◆ Aim
Return each line of the records holding the string "siccome".

◆ The data
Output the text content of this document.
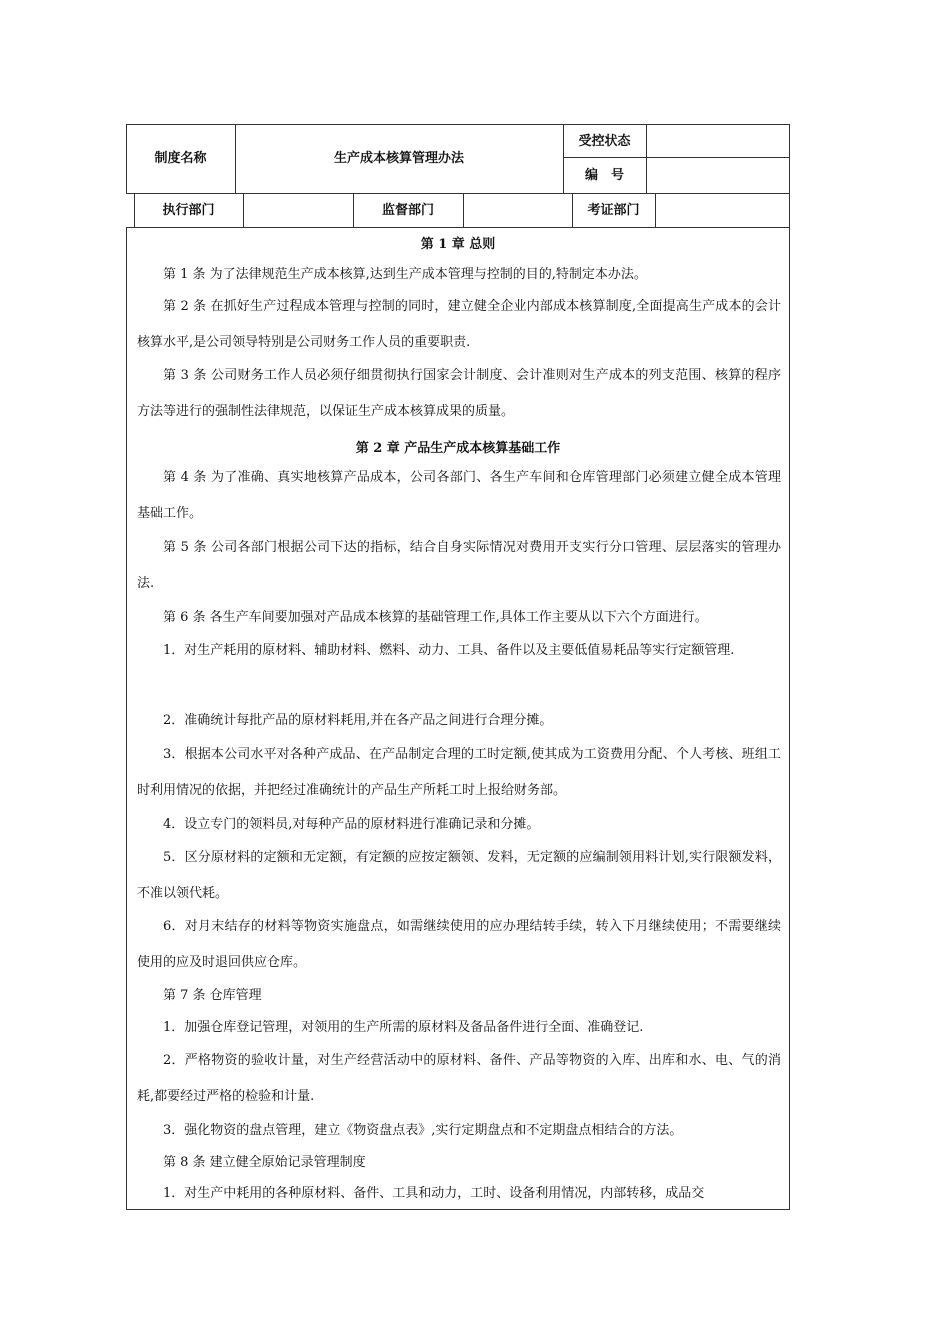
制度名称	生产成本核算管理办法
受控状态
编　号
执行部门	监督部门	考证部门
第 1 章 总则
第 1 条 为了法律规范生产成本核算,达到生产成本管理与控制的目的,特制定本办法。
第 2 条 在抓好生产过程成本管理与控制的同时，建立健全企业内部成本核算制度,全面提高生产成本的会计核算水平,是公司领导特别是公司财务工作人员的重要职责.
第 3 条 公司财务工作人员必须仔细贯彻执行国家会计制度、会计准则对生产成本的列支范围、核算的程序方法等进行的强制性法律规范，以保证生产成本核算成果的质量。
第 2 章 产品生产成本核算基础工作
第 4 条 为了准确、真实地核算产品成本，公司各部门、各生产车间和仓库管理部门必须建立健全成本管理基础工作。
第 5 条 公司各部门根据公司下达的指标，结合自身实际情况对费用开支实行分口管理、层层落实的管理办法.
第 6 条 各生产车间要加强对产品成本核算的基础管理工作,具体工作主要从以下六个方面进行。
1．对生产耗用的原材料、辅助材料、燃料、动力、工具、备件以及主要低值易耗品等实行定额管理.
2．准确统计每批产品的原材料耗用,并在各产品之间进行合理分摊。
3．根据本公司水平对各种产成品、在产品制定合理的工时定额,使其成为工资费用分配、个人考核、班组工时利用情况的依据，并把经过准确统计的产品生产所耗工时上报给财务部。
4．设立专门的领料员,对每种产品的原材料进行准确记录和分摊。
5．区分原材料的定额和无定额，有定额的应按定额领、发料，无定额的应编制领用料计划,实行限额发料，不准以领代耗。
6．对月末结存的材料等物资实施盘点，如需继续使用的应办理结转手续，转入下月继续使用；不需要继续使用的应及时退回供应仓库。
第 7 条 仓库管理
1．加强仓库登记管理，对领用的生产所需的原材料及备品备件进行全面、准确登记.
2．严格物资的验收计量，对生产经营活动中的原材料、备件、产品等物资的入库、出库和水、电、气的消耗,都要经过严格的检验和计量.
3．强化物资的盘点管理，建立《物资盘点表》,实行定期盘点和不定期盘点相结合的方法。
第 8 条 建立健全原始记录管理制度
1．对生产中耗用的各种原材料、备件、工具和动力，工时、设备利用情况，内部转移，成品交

---

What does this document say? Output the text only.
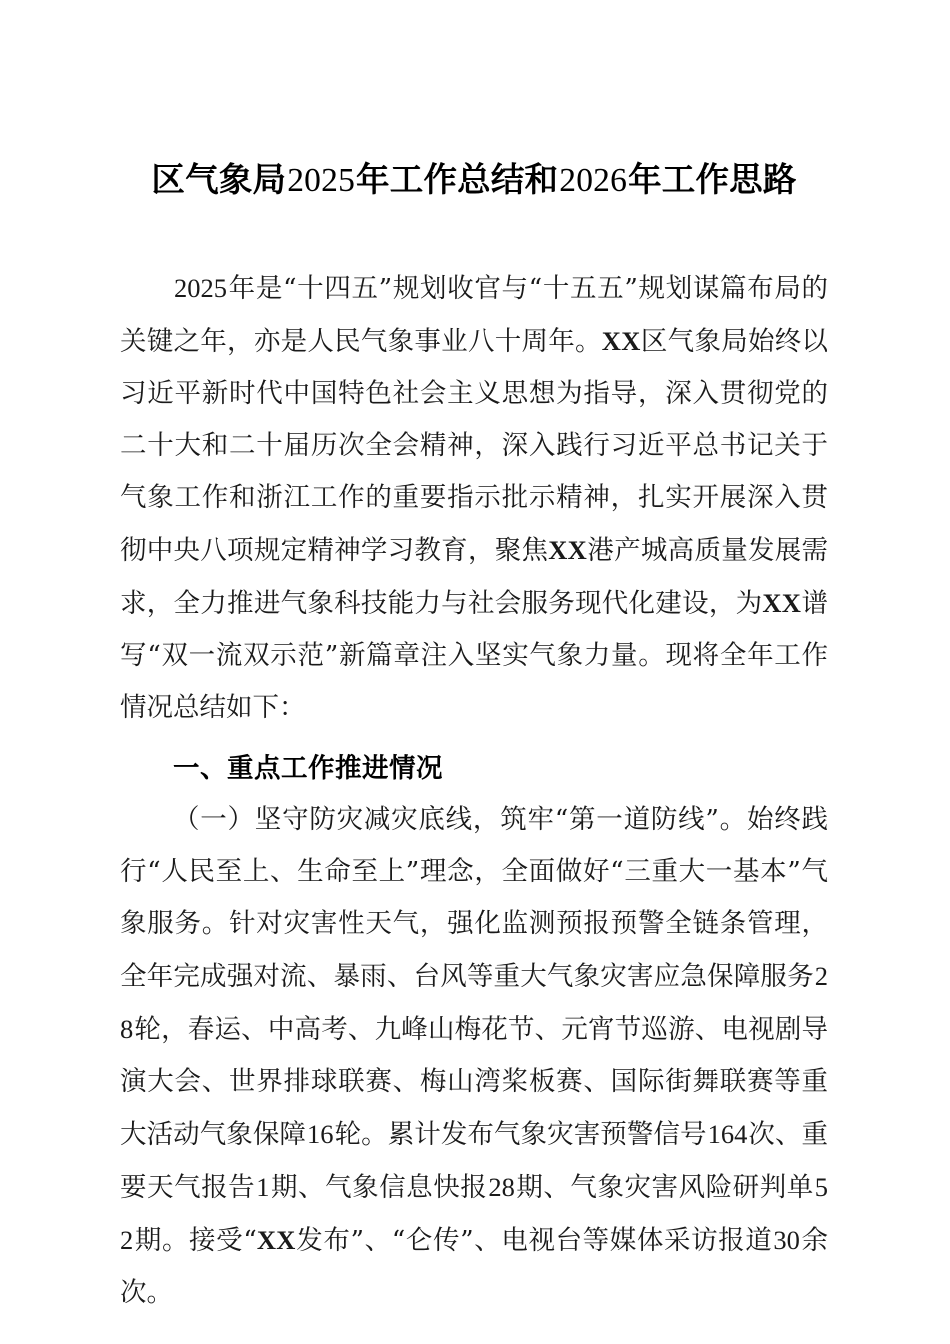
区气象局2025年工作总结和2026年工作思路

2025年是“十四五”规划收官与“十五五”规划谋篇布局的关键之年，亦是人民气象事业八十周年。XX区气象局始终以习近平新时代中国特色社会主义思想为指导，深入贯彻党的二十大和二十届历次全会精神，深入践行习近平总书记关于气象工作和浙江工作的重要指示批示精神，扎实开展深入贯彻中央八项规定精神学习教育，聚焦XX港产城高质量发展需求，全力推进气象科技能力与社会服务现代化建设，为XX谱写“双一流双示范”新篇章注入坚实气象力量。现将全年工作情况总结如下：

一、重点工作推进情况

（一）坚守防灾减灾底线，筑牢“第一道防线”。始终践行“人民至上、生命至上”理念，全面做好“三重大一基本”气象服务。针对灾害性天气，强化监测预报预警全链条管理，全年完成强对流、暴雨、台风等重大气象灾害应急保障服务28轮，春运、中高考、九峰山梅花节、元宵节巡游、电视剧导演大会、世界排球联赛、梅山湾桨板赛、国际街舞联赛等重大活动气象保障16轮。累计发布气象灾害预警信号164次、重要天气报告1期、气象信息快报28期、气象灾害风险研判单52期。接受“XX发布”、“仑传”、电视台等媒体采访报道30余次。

* * *

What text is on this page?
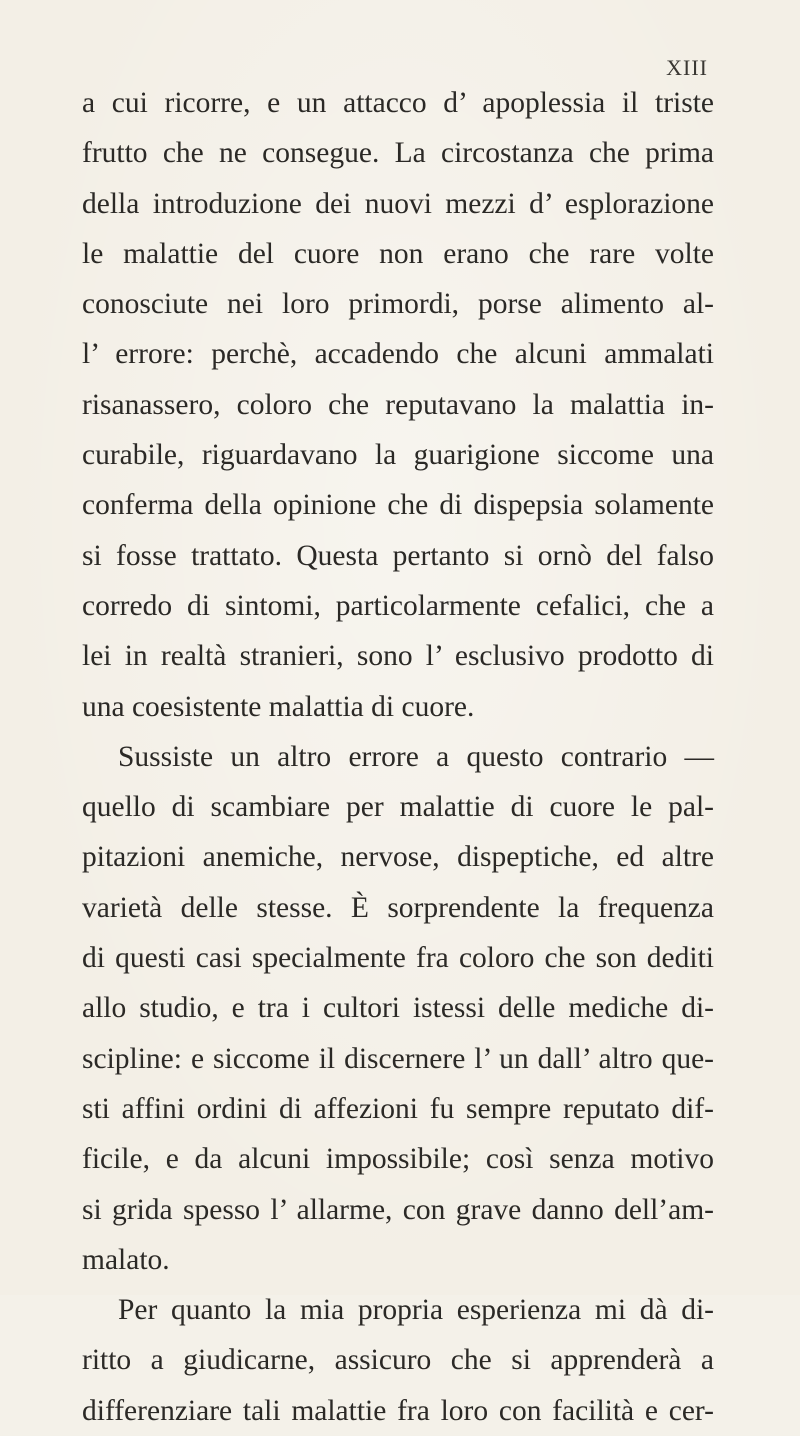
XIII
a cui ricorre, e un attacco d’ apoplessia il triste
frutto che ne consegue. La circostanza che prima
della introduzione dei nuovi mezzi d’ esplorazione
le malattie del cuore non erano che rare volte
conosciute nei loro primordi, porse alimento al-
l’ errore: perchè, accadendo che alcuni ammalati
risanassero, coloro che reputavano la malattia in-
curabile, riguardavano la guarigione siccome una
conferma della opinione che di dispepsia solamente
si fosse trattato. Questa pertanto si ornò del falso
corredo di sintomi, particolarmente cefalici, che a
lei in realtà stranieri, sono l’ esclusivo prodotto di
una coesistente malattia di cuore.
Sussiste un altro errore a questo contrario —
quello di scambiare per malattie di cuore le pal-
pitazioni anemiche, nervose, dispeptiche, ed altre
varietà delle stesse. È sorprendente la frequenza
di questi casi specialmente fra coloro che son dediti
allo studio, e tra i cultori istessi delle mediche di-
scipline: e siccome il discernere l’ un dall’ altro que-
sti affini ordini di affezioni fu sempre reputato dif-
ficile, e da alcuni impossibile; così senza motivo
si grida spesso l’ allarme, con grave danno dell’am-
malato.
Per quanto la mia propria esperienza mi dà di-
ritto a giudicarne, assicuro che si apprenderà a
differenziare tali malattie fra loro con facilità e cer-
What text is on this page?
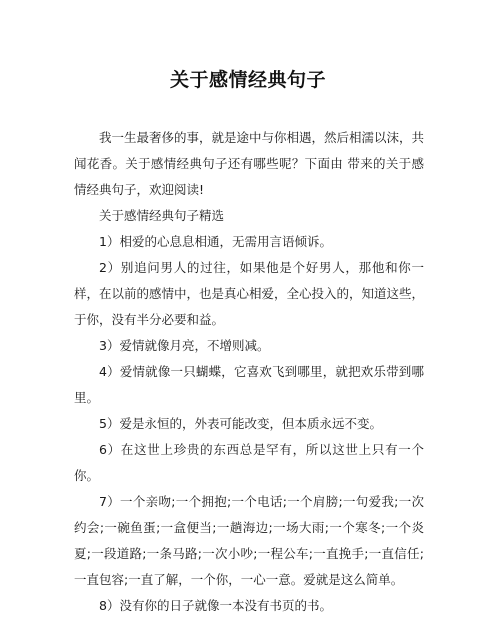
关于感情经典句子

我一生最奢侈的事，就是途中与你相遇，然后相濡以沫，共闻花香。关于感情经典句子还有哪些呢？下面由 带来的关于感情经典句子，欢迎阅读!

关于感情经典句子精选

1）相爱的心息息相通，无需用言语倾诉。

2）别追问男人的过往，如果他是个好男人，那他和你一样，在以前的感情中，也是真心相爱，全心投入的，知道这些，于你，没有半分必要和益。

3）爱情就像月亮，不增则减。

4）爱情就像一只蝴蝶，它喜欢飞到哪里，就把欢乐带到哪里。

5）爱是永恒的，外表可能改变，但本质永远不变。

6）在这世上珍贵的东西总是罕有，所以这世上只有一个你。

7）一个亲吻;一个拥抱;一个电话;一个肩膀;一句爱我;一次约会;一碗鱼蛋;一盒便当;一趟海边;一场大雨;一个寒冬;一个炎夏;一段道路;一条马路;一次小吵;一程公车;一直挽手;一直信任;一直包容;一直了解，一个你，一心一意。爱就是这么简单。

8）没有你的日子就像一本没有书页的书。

◆ Expected answer
curabile, riguardavano la guarigione siccome una
scipline: e siccome il discernere l’ un dall’ altro que-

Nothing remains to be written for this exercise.